It's fortunate then, that to go with the fame and controversy, Lee has, from the beginning, been a fearsomely talented filmmaker who's moved effortlessly between features and, more recently, documentaries. He's made politically engaged cinema while still working within the mainstream (and even his most crowd-pleasing films never feel like any other director could have made them), and with "Do The Right Thing," "Malcolm X" and "25th Hour," made one of the best films of the 1980s, the 1990s and the 2000s, respectively.

His first feature of the new decade, "Red Hook Summer," isn't quite in that company, but there's an awful lot to like in the film (read our review here), and it's certainly a sign that the director isn't mellowing with age. With the film hitting theaters today, and his "Oldboy" remake with Josh Brolin, Sharlto Copley and (possibly) Elizabeth Olsen hoping to go before cameras before the end of the year, it seemed like perfect time to look back over Lee's filmography. So below you'll find our (near) complete look at the director's wide-ranging and fascinating resume. For more on Lee, you can read our extensive interview with the director here.

"She's Gotta Have It" (1986)

▶ [Layout annotation records]:
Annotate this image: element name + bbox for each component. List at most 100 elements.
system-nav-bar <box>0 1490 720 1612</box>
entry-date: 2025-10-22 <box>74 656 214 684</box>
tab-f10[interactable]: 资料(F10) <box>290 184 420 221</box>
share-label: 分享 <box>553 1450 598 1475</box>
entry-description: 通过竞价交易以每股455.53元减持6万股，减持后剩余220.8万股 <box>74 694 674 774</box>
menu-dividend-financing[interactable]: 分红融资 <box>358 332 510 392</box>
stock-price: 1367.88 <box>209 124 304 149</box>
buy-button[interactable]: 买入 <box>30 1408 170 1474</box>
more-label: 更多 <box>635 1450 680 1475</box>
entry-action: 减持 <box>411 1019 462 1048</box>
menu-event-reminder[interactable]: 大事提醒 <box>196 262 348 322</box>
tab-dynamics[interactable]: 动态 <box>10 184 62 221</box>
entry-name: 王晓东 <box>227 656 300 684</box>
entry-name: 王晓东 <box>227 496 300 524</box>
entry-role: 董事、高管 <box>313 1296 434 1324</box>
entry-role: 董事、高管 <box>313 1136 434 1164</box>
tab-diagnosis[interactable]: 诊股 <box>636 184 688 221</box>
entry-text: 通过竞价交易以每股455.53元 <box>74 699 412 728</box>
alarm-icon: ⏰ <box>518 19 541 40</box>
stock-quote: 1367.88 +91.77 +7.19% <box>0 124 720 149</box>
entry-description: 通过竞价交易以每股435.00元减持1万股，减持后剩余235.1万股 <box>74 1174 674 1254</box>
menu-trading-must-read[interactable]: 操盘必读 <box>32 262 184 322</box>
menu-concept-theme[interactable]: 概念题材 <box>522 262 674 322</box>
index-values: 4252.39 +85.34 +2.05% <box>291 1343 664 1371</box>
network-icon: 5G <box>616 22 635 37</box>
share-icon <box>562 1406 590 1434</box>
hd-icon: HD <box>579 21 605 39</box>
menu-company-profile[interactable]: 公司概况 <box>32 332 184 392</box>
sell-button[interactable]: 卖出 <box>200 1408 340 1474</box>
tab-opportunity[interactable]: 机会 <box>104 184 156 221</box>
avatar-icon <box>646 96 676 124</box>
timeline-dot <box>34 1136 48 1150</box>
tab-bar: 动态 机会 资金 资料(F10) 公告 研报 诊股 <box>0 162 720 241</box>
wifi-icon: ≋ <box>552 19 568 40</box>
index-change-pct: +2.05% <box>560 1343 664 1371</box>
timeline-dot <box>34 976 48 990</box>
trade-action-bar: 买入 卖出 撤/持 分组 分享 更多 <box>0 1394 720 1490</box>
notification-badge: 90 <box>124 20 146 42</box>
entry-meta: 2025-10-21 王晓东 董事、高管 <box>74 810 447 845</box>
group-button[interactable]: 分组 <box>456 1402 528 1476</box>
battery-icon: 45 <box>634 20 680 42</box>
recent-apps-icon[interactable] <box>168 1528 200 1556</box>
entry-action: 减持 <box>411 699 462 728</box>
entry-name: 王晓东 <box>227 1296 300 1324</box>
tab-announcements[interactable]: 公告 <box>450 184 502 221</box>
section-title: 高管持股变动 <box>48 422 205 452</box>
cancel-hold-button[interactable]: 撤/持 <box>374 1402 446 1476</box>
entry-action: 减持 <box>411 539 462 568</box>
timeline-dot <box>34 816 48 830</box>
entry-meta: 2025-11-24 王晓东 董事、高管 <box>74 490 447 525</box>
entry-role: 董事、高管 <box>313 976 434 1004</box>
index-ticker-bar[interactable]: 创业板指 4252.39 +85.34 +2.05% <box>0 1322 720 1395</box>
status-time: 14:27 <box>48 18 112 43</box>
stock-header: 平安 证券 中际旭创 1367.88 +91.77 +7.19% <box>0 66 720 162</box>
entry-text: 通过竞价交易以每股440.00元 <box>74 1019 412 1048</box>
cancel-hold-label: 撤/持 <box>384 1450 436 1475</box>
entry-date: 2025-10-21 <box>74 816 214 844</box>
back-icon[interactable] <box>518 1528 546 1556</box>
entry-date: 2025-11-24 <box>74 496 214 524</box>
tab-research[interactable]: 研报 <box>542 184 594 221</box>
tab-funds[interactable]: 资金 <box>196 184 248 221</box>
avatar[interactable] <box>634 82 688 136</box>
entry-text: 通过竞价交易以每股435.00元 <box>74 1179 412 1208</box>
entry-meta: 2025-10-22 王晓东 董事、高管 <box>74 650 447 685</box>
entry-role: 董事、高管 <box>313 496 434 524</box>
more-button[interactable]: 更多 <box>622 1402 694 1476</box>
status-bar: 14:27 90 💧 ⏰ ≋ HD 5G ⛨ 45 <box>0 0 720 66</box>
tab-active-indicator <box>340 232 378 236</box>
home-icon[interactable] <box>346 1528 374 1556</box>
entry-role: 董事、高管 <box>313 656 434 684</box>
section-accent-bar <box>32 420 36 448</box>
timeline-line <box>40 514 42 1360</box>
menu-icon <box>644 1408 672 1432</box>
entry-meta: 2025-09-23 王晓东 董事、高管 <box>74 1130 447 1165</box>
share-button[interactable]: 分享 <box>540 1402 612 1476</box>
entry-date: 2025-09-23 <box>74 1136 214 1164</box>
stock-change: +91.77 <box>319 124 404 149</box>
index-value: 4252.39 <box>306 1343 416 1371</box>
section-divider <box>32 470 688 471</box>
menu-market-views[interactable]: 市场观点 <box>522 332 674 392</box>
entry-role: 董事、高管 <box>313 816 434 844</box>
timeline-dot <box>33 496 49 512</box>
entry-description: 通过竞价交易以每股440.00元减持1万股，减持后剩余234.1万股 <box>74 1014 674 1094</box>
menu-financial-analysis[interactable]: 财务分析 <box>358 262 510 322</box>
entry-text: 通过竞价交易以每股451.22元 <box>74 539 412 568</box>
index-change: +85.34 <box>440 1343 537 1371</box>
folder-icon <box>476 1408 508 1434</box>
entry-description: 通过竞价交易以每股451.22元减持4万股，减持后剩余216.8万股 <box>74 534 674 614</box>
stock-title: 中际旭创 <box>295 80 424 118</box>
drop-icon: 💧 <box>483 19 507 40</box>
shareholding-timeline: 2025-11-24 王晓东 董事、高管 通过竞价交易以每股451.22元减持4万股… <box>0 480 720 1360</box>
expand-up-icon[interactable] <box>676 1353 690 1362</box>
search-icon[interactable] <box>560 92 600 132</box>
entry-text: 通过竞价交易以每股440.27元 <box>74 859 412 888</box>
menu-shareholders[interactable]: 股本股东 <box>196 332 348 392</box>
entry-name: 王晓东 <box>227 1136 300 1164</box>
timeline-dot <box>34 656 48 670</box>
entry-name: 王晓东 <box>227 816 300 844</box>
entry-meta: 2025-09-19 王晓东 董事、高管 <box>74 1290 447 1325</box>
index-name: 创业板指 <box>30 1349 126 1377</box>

▶ [What you should do]:
Reproduce everything from "It's fortunate then, that" down to "the 2000s, respectively." in the Lee filmography passage, changing "fearsomely talented" to "remarkably gifted".

▶ [Problem solution]:
It's fortunate then, that to go with the fame and controversy, Lee has, from the beginning, been a remarkably gifted filmmaker who's moved effortlessly between features and, more recently, documentaries. He's made politically engaged cinema while still working within the mainstream (and even his most crowd-pleasing films never feel like any other director could have made them), and with "Do The Right Thing," "Malcolm X" and "25th Hour," made one of the best films of the 1980s, the 1990s and the 2000s, respectively.